• **RECORDED DATA**
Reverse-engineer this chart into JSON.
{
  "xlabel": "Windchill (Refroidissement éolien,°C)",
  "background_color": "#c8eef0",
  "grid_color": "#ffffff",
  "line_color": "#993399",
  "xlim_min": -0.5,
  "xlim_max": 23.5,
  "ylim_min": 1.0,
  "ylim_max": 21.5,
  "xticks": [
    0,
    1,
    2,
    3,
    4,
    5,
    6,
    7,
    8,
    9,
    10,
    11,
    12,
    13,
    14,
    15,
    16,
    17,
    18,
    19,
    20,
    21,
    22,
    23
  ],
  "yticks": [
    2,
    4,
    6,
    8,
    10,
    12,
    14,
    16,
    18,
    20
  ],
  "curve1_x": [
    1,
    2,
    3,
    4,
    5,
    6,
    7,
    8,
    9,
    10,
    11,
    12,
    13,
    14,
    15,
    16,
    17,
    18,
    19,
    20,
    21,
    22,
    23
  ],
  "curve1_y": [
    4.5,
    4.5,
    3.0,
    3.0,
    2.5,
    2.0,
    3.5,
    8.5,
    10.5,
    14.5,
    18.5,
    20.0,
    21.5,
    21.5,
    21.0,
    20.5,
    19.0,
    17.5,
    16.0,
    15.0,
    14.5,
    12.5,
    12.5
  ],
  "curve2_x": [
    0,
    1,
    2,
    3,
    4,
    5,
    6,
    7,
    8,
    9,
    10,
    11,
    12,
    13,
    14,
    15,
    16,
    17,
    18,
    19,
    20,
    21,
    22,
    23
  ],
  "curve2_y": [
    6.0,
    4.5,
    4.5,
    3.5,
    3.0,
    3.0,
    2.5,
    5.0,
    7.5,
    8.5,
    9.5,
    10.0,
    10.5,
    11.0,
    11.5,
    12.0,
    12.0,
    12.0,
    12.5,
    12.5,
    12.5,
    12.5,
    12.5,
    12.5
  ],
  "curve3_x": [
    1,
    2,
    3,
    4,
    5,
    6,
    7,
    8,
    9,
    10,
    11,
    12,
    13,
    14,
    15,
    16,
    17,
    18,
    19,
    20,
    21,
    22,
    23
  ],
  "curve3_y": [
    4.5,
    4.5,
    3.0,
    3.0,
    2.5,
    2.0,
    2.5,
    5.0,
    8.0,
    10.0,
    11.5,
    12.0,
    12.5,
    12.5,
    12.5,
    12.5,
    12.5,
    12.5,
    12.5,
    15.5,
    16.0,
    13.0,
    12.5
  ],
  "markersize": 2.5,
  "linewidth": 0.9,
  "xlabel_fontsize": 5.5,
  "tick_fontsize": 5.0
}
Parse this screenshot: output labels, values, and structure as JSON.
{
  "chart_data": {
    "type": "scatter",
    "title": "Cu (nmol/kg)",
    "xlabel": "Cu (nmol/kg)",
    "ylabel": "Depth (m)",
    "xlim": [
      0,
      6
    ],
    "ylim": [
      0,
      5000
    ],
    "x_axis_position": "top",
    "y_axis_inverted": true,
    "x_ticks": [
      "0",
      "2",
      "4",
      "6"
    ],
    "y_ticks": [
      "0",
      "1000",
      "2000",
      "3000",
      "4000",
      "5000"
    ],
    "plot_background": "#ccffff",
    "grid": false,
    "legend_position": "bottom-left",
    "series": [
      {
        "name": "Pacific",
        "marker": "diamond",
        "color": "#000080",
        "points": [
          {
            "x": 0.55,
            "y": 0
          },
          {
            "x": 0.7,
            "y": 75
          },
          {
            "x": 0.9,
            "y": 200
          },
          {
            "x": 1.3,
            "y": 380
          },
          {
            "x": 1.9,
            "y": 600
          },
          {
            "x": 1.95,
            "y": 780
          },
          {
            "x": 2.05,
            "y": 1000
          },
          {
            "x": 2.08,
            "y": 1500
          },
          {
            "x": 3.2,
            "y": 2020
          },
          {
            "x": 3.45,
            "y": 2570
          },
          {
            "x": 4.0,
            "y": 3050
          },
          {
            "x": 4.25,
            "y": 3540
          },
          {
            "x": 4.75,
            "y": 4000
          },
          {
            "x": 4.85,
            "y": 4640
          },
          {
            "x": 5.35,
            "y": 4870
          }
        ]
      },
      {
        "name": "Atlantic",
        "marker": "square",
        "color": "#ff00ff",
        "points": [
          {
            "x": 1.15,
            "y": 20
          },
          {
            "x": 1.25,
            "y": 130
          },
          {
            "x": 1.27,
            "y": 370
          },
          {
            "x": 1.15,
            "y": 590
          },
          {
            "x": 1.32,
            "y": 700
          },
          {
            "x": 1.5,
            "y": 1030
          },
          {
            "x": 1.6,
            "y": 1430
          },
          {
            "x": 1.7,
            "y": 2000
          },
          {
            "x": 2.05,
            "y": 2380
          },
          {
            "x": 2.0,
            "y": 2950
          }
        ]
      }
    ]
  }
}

• **REQUIREMENT**
Write out the complete set of records exactly as given.

• **TASK OUTPUT**
Reverse-engineer this chart into JSON.
{
  "xlabel": "Windchill (Refroidissement éolien,°C)",
  "background_color": "#c8eef0",
  "grid_color": "#ffffff",
  "line_color": "#993399",
  "xlim_min": -0.5,
  "xlim_max": 23.5,
  "ylim_min": 1.0,
  "ylim_max": 21.5,
  "xticks": [
    0,
    1,
    2,
    3,
    4,
    5,
    6,
    7,
    8,
    9,
    10,
    11,
    12,
    13,
    14,
    15,
    16,
    17,
    18,
    19,
    20,
    21,
    22,
    23
  ],
  "yticks": [
    2,
    4,
    6,
    8,
    10,
    12,
    14,
    16,
    18,
    20
  ],
  "curve1_x": [
    1,
    2,
    3,
    4,
    5,
    6,
    7,
    8,
    9,
    10,
    11,
    12,
    13,
    14,
    15,
    16,
    17,
    18,
    19,
    20,
    21,
    22,
    23
  ],
  "curve1_y": [
    4.5,
    4.5,
    3.0,
    3.0,
    2.5,
    2.0,
    3.5,
    8.5,
    10.5,
    14.5,
    18.5,
    20.0,
    21.5,
    21.5,
    21.0,
    20.5,
    19.0,
    17.5,
    16.0,
    15.0,
    14.5,
    12.5,
    12.5
  ],
  "curve2_x": [
    0,
    1,
    2,
    3,
    4,
    5,
    6,
    7,
    8,
    9,
    10,
    11,
    12,
    13,
    14,
    15,
    16,
    17,
    18,
    19,
    20,
    21,
    22,
    23
  ],
  "curve2_y": [
    6.0,
    4.5,
    4.5,
    3.5,
    3.0,
    3.0,
    2.5,
    5.0,
    7.5,
    8.5,
    9.5,
    10.0,
    10.5,
    11.0,
    11.5,
    12.0,
    12.0,
    12.0,
    12.5,
    12.5,
    12.5,
    12.5,
    12.5,
    12.5
  ],
  "curve3_x": [
    1,
    2,
    3,
    4,
    5,
    6,
    7,
    8,
    9,
    10,
    11,
    12,
    13,
    14,
    15,
    16,
    17,
    18,
    19,
    20,
    21,
    22,
    23
  ],
  "curve3_y": [
    4.5,
    4.5,
    3.0,
    3.0,
    2.5,
    2.0,
    2.5,
    5.0,
    8.0,
    10.0,
    11.5,
    12.0,
    12.5,
    12.5,
    12.5,
    12.5,
    12.5,
    12.5,
    12.5,
    15.5,
    16.0,
    13.0,
    12.5
  ],
  "markersize": 2.5,
  "linewidth": 0.9,
  "xlabel_fontsize": 5.5,
  "tick_fontsize": 5.0
}
Parse this screenshot: output labels, values, and structure as JSON.
{
  "chart_data": {
    "type": "scatter",
    "title": "Cu (nmol/kg)",
    "xlabel": "Cu (nmol/kg)",
    "ylabel": "Depth (m)",
    "xlim": [
      0,
      6
    ],
    "ylim": [
      0,
      5000
    ],
    "x_axis_position": "top",
    "y_axis_inverted": true,
    "x_ticks": [
      "0",
      "2",
      "4",
      "6"
    ],
    "y_ticks": [
      "0",
      "1000",
      "2000",
      "3000",
      "4000",
      "5000"
    ],
    "plot_background": "#ccffff",
    "grid": false,
    "legend_position": "bottom-left",
    "series": [
      {
        "name": "Pacific",
        "marker": "diamond",
        "color": "#000080",
        "points": [
          {
            "x": 0.55,
            "y": 0
          },
          {
            "x": 0.7,
            "y": 75
          },
          {
            "x": 0.9,
            "y": 200
          },
          {
            "x": 1.3,
            "y": 380
          },
          {
            "x": 1.9,
            "y": 600
          },
          {
            "x": 1.95,
            "y": 780
          },
          {
            "x": 2.05,
            "y": 1000
          },
          {
            "x": 2.08,
            "y": 1500
          },
          {
            "x": 3.2,
            "y": 2020
          },
          {
            "x": 3.45,
            "y": 2570
          },
          {
            "x": 4.0,
            "y": 3050
          },
          {
            "x": 4.25,
            "y": 3540
          },
          {
            "x": 4.75,
            "y": 4000
          },
          {
            "x": 4.85,
            "y": 4640
          },
          {
            "x": 5.35,
            "y": 4870
          }
        ]
      },
      {
        "name": "Atlantic",
        "marker": "square",
        "color": "#ff00ff",
        "points": [
          {
            "x": 1.15,
            "y": 20
          },
          {
            "x": 1.25,
            "y": 130
          },
          {
            "x": 1.27,
            "y": 370
          },
          {
            "x": 1.15,
            "y": 590
          },
          {
            "x": 1.32,
            "y": 700
          },
          {
            "x": 1.5,
            "y": 1030
          },
          {
            "x": 1.6,
            "y": 1430
          },
          {
            "x": 1.7,
            "y": 2000
          },
          {
            "x": 2.05,
            "y": 2380
          },
          {
            "x": 2.0,
            "y": 2950
          }
        ]
      }
    ]
  }
}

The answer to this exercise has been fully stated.